------ Available records ------

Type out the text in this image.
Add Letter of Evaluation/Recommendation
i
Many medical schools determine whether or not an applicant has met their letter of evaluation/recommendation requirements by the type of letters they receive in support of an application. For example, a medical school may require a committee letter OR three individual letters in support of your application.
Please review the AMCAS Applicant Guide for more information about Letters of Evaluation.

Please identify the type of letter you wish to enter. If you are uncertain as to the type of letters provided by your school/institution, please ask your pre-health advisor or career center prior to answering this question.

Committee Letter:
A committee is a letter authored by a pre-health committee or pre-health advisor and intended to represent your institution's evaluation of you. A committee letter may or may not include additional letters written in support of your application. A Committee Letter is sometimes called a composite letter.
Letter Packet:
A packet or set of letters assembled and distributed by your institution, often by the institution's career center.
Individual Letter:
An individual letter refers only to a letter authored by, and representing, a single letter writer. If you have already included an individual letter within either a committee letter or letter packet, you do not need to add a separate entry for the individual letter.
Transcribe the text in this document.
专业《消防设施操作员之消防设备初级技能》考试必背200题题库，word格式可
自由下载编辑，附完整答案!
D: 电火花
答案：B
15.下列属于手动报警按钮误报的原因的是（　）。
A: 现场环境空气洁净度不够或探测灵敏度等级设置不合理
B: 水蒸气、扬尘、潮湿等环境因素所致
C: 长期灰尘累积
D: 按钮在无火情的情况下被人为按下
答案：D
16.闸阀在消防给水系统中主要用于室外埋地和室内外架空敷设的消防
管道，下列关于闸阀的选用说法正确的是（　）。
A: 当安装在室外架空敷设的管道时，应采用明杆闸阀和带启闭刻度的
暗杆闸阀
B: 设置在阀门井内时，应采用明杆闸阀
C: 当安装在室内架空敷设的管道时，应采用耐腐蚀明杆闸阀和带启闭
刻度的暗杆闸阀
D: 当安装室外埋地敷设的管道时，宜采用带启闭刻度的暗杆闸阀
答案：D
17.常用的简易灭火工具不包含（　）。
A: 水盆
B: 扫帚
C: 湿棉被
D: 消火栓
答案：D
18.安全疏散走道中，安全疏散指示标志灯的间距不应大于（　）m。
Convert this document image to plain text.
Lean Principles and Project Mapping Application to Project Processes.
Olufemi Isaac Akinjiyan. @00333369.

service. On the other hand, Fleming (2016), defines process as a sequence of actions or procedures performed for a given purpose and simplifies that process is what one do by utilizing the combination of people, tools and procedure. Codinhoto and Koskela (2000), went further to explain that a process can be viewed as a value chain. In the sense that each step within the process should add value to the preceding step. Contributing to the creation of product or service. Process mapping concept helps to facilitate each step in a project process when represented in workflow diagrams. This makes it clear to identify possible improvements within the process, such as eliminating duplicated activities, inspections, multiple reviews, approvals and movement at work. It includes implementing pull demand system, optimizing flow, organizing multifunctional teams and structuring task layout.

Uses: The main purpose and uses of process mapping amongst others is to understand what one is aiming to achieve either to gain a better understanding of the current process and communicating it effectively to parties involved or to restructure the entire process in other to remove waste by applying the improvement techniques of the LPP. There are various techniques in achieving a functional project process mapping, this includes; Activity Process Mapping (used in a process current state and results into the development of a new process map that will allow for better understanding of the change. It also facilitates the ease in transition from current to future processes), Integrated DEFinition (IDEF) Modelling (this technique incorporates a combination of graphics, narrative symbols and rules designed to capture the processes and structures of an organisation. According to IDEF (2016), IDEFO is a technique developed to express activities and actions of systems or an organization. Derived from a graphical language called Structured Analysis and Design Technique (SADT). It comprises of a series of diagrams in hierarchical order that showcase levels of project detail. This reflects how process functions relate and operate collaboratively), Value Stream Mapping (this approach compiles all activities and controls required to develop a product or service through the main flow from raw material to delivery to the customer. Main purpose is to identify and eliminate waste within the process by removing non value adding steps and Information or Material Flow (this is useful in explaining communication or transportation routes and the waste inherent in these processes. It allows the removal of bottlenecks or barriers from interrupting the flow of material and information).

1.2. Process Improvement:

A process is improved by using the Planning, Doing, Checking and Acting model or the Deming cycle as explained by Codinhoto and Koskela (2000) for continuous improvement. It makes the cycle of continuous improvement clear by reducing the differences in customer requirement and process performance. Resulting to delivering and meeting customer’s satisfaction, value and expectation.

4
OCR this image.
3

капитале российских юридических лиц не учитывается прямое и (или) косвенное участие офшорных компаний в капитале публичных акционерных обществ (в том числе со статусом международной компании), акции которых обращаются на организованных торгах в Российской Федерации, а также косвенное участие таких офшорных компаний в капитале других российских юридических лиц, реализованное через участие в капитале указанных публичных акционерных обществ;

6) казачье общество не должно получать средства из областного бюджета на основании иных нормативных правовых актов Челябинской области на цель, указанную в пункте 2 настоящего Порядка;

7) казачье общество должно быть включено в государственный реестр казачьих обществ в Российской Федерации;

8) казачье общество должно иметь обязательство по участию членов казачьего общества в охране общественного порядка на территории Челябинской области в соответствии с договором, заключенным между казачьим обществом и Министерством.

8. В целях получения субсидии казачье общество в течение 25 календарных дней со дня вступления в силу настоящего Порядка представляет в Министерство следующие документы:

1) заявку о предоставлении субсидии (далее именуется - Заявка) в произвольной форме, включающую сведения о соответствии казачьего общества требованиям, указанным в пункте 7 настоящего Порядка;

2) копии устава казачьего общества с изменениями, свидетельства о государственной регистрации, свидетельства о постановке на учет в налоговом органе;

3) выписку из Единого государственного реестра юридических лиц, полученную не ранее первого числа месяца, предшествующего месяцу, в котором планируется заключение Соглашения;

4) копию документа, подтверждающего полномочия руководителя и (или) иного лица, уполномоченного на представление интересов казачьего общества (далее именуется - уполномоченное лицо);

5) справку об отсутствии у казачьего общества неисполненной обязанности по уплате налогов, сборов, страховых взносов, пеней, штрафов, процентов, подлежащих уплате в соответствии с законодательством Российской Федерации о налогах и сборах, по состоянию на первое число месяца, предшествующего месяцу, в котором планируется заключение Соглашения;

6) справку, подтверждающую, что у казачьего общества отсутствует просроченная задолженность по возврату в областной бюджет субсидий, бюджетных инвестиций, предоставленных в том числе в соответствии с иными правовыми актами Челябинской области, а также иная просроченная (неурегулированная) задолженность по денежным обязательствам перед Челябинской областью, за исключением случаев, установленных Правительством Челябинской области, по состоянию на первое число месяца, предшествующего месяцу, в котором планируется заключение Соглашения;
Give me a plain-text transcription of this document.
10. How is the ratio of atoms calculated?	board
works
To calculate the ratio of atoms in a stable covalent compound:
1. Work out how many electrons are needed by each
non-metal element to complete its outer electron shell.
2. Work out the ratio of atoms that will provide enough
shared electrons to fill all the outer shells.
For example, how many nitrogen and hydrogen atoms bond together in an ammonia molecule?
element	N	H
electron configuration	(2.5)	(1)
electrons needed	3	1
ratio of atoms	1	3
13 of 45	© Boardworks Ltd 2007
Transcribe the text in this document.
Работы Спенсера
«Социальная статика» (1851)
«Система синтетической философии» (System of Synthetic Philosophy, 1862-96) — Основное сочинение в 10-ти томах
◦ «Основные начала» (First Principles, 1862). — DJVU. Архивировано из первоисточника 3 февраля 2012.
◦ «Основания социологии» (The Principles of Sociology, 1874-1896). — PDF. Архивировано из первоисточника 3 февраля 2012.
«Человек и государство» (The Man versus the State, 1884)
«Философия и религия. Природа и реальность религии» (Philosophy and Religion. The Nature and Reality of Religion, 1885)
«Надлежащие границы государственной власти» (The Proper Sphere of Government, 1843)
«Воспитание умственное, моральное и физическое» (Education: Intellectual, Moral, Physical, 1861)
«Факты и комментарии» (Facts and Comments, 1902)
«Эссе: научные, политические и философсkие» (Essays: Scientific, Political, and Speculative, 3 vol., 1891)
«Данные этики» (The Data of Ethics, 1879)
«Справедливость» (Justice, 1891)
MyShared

------

- _Exercise directions_:
Filter the records above for "each" and copy every matching line.

- _Answer for this exercise_:
service. On the other hand, Fleming (2016), defines process as a sequence of actions or procedures performed for a given purpose and simplifies that process is what one do by utilizing the combination of people, tools and procedure. Codinhoto and Koskela (2000), went further to explain that a process can be viewed as a value chain. In the sense that each step within the process should add value to the preceding step. Contributing to the creation of product or service. Process mapping concept helps to facilitate each step in a project process when represented in workflow diagrams. This makes it clear to identify possible improvements within the process, such as eliminating duplicated activities, inspections, multiple reviews, approvals and movement at work. It includes implementing pull demand system, optimizing flow, organizing multifunctional teams and structuring task layout.
1. Work out how many electrons are needed by each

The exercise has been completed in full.